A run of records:
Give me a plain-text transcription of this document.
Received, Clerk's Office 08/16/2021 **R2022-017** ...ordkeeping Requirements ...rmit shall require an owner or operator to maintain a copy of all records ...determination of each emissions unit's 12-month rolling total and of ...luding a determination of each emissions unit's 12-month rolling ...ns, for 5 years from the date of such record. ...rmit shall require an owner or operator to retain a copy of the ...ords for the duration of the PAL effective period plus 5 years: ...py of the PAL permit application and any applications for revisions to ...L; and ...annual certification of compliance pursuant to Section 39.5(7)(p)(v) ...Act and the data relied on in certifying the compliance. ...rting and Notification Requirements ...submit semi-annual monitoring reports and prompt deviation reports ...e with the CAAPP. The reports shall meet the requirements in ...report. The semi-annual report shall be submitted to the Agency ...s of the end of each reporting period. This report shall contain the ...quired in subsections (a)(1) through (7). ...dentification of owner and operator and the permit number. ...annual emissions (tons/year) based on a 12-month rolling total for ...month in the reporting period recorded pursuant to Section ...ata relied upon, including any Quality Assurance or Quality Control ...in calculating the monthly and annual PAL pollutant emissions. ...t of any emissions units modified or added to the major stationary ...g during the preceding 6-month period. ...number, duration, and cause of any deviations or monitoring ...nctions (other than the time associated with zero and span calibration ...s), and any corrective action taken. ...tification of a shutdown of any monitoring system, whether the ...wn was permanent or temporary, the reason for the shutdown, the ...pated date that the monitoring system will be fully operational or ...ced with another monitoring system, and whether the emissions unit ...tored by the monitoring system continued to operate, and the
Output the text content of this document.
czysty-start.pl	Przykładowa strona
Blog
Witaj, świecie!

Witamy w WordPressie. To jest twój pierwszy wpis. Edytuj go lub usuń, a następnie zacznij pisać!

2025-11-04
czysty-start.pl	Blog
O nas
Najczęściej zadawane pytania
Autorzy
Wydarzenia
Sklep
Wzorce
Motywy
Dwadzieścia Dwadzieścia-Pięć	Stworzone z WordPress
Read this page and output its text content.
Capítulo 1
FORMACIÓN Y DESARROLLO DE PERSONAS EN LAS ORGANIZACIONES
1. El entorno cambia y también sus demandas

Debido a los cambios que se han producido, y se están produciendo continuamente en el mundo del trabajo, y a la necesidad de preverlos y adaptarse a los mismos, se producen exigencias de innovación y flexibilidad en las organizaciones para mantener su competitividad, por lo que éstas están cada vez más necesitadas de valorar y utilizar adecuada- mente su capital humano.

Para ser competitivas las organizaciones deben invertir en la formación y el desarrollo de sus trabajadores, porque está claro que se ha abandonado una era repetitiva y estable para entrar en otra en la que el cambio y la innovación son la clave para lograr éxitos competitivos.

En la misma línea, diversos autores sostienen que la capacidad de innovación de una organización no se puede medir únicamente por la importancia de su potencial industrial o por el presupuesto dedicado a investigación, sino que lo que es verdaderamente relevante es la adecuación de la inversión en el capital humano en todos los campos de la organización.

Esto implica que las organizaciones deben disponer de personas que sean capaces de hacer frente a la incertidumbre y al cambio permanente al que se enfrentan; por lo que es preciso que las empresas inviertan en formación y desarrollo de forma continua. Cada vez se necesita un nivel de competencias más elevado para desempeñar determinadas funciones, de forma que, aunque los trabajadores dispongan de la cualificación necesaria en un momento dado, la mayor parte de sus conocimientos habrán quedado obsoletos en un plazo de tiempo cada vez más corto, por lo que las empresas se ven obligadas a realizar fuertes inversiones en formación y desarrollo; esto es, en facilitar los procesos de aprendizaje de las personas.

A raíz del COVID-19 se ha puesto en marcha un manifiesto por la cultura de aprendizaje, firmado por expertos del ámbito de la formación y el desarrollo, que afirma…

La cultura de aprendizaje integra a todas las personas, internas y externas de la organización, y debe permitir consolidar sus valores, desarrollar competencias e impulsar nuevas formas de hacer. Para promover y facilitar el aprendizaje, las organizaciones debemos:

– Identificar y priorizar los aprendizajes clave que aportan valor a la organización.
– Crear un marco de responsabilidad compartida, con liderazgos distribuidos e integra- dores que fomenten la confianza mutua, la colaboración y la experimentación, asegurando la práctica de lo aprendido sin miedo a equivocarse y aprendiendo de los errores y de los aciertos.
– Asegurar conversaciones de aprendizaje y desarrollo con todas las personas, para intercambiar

THE PROBLEM: Recopy the entries above in their entirety, exactly.

ANSWER FOR THE TASK:
Give me a plain-text transcription of this document.
Received, Clerk's Office 08/16/2021 **R2022-017** ...ordkeeping Requirements ...rmit shall require an owner or operator to maintain a copy of all records ...determination of each emissions unit's 12-month rolling total and of ...luding a determination of each emissions unit's 12-month rolling ...ns, for 5 years from the date of such record. ...rmit shall require an owner or operator to retain a copy of the ...ords for the duration of the PAL effective period plus 5 years: ...py of the PAL permit application and any applications for revisions to ...L; and ...annual certification of compliance pursuant to Section 39.5(7)(p)(v) ...Act and the data relied on in certifying the compliance. ...rting and Notification Requirements ...submit semi-annual monitoring reports and prompt deviation reports ...e with the CAAPP. The reports shall meet the requirements in ...report. The semi-annual report shall be submitted to the Agency ...s of the end of each reporting period. This report shall contain the ...quired in subsections (a)(1) through (7). ...dentification of owner and operator and the permit number. ...annual emissions (tons/year) based on a 12-month rolling total for ...month in the reporting period recorded pursuant to Section ...ata relied upon, including any Quality Assurance or Quality Control ...in calculating the monthly and annual PAL pollutant emissions. ...t of any emissions units modified or added to the major stationary ...g during the preceding 6-month period. ...number, duration, and cause of any deviations or monitoring ...nctions (other than the time associated with zero and span calibration ...s), and any corrective action taken. ...tification of a shutdown of any monitoring system, whether the ...wn was permanent or temporary, the reason for the shutdown, the ...pated date that the monitoring system will be fully operational or ...ced with another monitoring system, and whether the emissions unit ...tored by the monitoring system continued to operate, and the
Output the text content of this document.
czysty-start.pl	Przykładowa strona
Blog
Witaj, świecie!

Witamy w WordPressie. To jest twój pierwszy wpis. Edytuj go lub usuń, a następnie zacznij pisać!

2025-11-04
czysty-start.pl	Blog
O nas
Najczęściej zadawane pytania
Autorzy
Wydarzenia
Sklep
Wzorce
Motywy
Dwadzieścia Dwadzieścia-Pięć	Stworzone z WordPress
Read this page and output its text content.
Capítulo 1
FORMACIÓN Y DESARROLLO DE PERSONAS EN LAS ORGANIZACIONES
1. El entorno cambia y también sus demandas

Debido a los cambios que se han producido, y se están produciendo continuamente en el mundo del trabajo, y a la necesidad de preverlos y adaptarse a los mismos, se producen exigencias de innovación y flexibilidad en las organizaciones para mantener su competitividad, por lo que éstas están cada vez más necesitadas de valorar y utilizar adecuada- mente su capital humano.

Para ser competitivas las organizaciones deben invertir en la formación y el desarrollo de sus trabajadores, porque está claro que se ha abandonado una era repetitiva y estable para entrar en otra en la que el cambio y la innovación son la clave para lograr éxitos competitivos.

En la misma línea, diversos autores sostienen que la capacidad de innovación de una organización no se puede medir únicamente por la importancia de su potencial industrial o por el presupuesto dedicado a investigación, sino que lo que es verdaderamente relevante es la adecuación de la inversión en el capital humano en todos los campos de la organización.

Esto implica que las organizaciones deben disponer de personas que sean capaces de hacer frente a la incertidumbre y al cambio permanente al que se enfrentan; por lo que es preciso que las empresas inviertan en formación y desarrollo de forma continua. Cada vez se necesita un nivel de competencias más elevado para desempeñar determinadas funciones, de forma que, aunque los trabajadores dispongan de la cualificación necesaria en un momento dado, la mayor parte de sus conocimientos habrán quedado obsoletos en un plazo de tiempo cada vez más corto, por lo que las empresas se ven obligadas a realizar fuertes inversiones en formación y desarrollo; esto es, en facilitar los procesos de aprendizaje de las personas.

A raíz del COVID-19 se ha puesto en marcha un manifiesto por la cultura de aprendizaje, firmado por expertos del ámbito de la formación y el desarrollo, que afirma…

La cultura de aprendizaje integra a todas las personas, internas y externas de la organización, y debe permitir consolidar sus valores, desarrollar competencias e impulsar nuevas formas de hacer. Para promover y facilitar el aprendizaje, las organizaciones debemos:

– Identificar y priorizar los aprendizajes clave que aportan valor a la organización.
– Crear un marco de responsabilidad compartida, con liderazgos distribuidos e integra- dores que fomenten la confianza mutua, la colaboración y la experimentación, asegurando la práctica de lo aprendido sin miedo a equivocarse y aprendiendo de los errores y de los aciertos.
– Asegurar conversaciones de aprendizaje y desarrollo con todas las personas, para intercambiar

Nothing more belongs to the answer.